- What to work on:
Set down all of the data that follows word for word, without the images.

Begin Data rows

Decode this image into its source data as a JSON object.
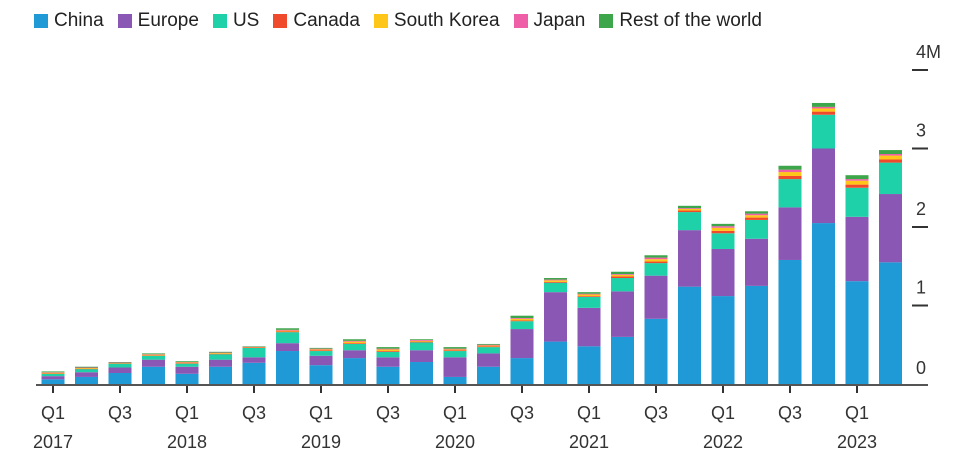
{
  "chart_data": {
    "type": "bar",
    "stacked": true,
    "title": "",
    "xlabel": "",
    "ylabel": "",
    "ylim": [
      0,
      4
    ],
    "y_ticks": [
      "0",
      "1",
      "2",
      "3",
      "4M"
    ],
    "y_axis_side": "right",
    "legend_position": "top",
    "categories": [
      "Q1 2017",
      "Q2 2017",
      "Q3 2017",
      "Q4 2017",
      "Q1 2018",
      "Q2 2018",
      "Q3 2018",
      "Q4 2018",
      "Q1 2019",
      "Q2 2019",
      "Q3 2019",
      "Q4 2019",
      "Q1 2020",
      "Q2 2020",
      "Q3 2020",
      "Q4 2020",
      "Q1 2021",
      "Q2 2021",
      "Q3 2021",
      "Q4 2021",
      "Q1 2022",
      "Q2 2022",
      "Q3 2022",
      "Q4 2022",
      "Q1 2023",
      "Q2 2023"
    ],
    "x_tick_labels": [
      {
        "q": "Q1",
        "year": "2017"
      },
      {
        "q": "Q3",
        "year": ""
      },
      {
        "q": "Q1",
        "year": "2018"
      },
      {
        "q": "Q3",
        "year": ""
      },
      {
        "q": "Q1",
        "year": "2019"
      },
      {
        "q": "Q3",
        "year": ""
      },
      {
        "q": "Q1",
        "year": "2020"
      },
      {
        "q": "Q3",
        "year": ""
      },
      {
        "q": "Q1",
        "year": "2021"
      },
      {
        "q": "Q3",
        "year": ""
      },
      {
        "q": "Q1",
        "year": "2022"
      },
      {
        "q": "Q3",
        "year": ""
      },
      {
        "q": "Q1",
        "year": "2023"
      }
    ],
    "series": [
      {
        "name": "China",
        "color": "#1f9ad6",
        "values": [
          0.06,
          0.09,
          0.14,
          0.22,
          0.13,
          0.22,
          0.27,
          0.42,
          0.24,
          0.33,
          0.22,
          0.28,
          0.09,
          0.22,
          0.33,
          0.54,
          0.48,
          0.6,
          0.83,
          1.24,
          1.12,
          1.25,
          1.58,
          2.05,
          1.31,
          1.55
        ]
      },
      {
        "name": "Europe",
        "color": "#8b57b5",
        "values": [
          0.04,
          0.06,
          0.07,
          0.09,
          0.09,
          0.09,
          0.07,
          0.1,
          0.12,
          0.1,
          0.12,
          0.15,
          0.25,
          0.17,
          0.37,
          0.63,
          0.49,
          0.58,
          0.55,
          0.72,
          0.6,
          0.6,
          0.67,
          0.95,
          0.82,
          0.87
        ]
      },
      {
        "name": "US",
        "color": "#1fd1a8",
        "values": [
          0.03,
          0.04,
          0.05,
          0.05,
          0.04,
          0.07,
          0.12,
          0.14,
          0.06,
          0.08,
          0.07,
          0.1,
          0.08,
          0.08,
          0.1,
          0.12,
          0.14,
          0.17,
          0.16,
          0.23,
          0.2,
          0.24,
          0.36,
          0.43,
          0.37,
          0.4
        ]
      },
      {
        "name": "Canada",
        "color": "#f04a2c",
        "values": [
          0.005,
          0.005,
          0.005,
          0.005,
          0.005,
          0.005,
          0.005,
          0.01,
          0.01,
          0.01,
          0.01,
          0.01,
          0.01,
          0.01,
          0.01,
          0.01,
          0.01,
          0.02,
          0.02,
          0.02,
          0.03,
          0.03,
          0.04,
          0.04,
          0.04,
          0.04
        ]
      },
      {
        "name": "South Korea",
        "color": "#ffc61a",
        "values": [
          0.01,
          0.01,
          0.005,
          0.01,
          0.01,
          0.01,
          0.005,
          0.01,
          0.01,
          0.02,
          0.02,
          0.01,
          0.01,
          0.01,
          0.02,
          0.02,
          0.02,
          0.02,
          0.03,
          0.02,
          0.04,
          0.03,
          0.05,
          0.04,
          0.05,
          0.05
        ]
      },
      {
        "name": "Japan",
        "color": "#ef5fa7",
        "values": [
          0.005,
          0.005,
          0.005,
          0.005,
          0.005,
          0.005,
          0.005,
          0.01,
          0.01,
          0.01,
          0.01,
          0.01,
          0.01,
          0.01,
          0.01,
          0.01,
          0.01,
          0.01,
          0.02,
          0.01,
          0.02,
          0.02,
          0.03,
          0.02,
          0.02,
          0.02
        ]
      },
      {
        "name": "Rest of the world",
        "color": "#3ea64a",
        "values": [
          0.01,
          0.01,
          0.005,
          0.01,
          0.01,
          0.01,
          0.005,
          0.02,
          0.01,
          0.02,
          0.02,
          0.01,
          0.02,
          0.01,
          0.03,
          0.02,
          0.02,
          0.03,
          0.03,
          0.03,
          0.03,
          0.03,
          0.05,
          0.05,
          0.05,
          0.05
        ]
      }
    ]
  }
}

End Data rows

- Solution below:
Decode this image into its source data as a JSON object.
{
  "chart_data": {
    "type": "bar",
    "stacked": true,
    "title": "",
    "xlabel": "",
    "ylabel": "",
    "ylim": [
      0,
      4
    ],
    "y_ticks": [
      "0",
      "1",
      "2",
      "3",
      "4M"
    ],
    "y_axis_side": "right",
    "legend_position": "top",
    "categories": [
      "Q1 2017",
      "Q2 2017",
      "Q3 2017",
      "Q4 2017",
      "Q1 2018",
      "Q2 2018",
      "Q3 2018",
      "Q4 2018",
      "Q1 2019",
      "Q2 2019",
      "Q3 2019",
      "Q4 2019",
      "Q1 2020",
      "Q2 2020",
      "Q3 2020",
      "Q4 2020",
      "Q1 2021",
      "Q2 2021",
      "Q3 2021",
      "Q4 2021",
      "Q1 2022",
      "Q2 2022",
      "Q3 2022",
      "Q4 2022",
      "Q1 2023",
      "Q2 2023"
    ],
    "x_tick_labels": [
      {
        "q": "Q1",
        "year": "2017"
      },
      {
        "q": "Q3",
        "year": ""
      },
      {
        "q": "Q1",
        "year": "2018"
      },
      {
        "q": "Q3",
        "year": ""
      },
      {
        "q": "Q1",
        "year": "2019"
      },
      {
        "q": "Q3",
        "year": ""
      },
      {
        "q": "Q1",
        "year": "2020"
      },
      {
        "q": "Q3",
        "year": ""
      },
      {
        "q": "Q1",
        "year": "2021"
      },
      {
        "q": "Q3",
        "year": ""
      },
      {
        "q": "Q1",
        "year": "2022"
      },
      {
        "q": "Q3",
        "year": ""
      },
      {
        "q": "Q1",
        "year": "2023"
      }
    ],
    "series": [
      {
        "name": "China",
        "color": "#1f9ad6",
        "values": [
          0.06,
          0.09,
          0.14,
          0.22,
          0.13,
          0.22,
          0.27,
          0.42,
          0.24,
          0.33,
          0.22,
          0.28,
          0.09,
          0.22,
          0.33,
          0.54,
          0.48,
          0.6,
          0.83,
          1.24,
          1.12,
          1.25,
          1.58,
          2.05,
          1.31,
          1.55
        ]
      },
      {
        "name": "Europe",
        "color": "#8b57b5",
        "values": [
          0.04,
          0.06,
          0.07,
          0.09,
          0.09,
          0.09,
          0.07,
          0.1,
          0.12,
          0.1,
          0.12,
          0.15,
          0.25,
          0.17,
          0.37,
          0.63,
          0.49,
          0.58,
          0.55,
          0.72,
          0.6,
          0.6,
          0.67,
          0.95,
          0.82,
          0.87
        ]
      },
      {
        "name": "US",
        "color": "#1fd1a8",
        "values": [
          0.03,
          0.04,
          0.05,
          0.05,
          0.04,
          0.07,
          0.12,
          0.14,
          0.06,
          0.08,
          0.07,
          0.1,
          0.08,
          0.08,
          0.1,
          0.12,
          0.14,
          0.17,
          0.16,
          0.23,
          0.2,
          0.24,
          0.36,
          0.43,
          0.37,
          0.4
        ]
      },
      {
        "name": "Canada",
        "color": "#f04a2c",
        "values": [
          0.005,
          0.005,
          0.005,
          0.005,
          0.005,
          0.005,
          0.005,
          0.01,
          0.01,
          0.01,
          0.01,
          0.01,
          0.01,
          0.01,
          0.01,
          0.01,
          0.01,
          0.02,
          0.02,
          0.02,
          0.03,
          0.03,
          0.04,
          0.04,
          0.04,
          0.04
        ]
      },
      {
        "name": "South Korea",
        "color": "#ffc61a",
        "values": [
          0.01,
          0.01,
          0.005,
          0.01,
          0.01,
          0.01,
          0.005,
          0.01,
          0.01,
          0.02,
          0.02,
          0.01,
          0.01,
          0.01,
          0.02,
          0.02,
          0.02,
          0.02,
          0.03,
          0.02,
          0.04,
          0.03,
          0.05,
          0.04,
          0.05,
          0.05
        ]
      },
      {
        "name": "Japan",
        "color": "#ef5fa7",
        "values": [
          0.005,
          0.005,
          0.005,
          0.005,
          0.005,
          0.005,
          0.005,
          0.01,
          0.01,
          0.01,
          0.01,
          0.01,
          0.01,
          0.01,
          0.01,
          0.01,
          0.01,
          0.01,
          0.02,
          0.01,
          0.02,
          0.02,
          0.03,
          0.02,
          0.02,
          0.02
        ]
      },
      {
        "name": "Rest of the world",
        "color": "#3ea64a",
        "values": [
          0.01,
          0.01,
          0.005,
          0.01,
          0.01,
          0.01,
          0.005,
          0.02,
          0.01,
          0.02,
          0.02,
          0.01,
          0.02,
          0.01,
          0.03,
          0.02,
          0.02,
          0.03,
          0.03,
          0.03,
          0.03,
          0.03,
          0.05,
          0.05,
          0.05,
          0.05
        ]
      }
    ]
  }
}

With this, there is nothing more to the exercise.